__Given entries__

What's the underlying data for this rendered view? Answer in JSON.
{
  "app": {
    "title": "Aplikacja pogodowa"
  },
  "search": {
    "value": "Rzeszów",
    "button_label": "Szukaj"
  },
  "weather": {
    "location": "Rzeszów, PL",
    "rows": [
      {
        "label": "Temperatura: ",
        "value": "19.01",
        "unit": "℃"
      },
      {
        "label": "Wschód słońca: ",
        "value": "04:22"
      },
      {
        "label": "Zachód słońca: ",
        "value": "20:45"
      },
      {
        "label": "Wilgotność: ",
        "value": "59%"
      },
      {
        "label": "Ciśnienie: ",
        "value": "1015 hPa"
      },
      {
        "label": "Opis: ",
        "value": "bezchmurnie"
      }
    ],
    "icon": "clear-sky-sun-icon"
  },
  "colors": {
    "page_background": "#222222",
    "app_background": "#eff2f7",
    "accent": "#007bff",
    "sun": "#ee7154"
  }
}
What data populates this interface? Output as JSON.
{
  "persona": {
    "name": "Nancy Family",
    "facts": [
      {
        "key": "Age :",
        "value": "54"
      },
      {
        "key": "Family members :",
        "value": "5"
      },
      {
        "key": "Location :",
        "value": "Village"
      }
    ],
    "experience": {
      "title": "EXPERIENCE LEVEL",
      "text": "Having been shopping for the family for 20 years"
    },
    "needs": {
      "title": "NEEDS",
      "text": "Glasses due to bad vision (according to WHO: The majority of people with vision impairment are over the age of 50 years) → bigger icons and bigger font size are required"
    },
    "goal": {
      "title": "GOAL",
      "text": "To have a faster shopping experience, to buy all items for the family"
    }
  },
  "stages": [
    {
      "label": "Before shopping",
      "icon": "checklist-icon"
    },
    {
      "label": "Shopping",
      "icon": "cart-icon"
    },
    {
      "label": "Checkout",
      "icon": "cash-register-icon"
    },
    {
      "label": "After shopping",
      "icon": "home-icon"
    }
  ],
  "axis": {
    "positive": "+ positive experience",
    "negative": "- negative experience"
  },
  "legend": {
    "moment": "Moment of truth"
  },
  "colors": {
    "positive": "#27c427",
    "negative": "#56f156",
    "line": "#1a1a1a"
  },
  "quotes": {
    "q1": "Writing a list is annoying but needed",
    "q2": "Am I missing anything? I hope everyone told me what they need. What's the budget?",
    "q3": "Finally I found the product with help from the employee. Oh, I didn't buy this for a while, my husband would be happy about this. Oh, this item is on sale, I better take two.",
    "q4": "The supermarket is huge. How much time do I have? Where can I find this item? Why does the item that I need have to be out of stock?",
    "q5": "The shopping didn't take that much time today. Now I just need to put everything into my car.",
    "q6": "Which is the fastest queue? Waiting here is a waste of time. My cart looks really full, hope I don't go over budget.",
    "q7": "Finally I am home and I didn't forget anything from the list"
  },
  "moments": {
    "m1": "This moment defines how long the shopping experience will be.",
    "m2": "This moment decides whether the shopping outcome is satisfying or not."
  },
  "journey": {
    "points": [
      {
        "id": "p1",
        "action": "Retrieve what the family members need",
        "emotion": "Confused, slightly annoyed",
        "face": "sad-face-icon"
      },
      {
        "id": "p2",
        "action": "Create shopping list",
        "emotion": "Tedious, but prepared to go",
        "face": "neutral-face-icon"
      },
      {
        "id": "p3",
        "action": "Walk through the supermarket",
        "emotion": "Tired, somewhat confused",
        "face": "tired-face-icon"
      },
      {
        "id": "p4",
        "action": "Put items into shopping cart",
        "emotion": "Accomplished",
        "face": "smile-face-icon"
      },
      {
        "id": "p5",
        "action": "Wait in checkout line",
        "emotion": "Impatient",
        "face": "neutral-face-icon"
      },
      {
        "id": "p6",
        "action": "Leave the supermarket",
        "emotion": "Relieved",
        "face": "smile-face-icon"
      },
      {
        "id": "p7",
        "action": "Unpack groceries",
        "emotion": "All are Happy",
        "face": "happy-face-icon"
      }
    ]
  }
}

__Stated problem__
Return every line containing "negative".

__Expected answer__
    "negative": "- negative experience"
    "negative": "#56f156",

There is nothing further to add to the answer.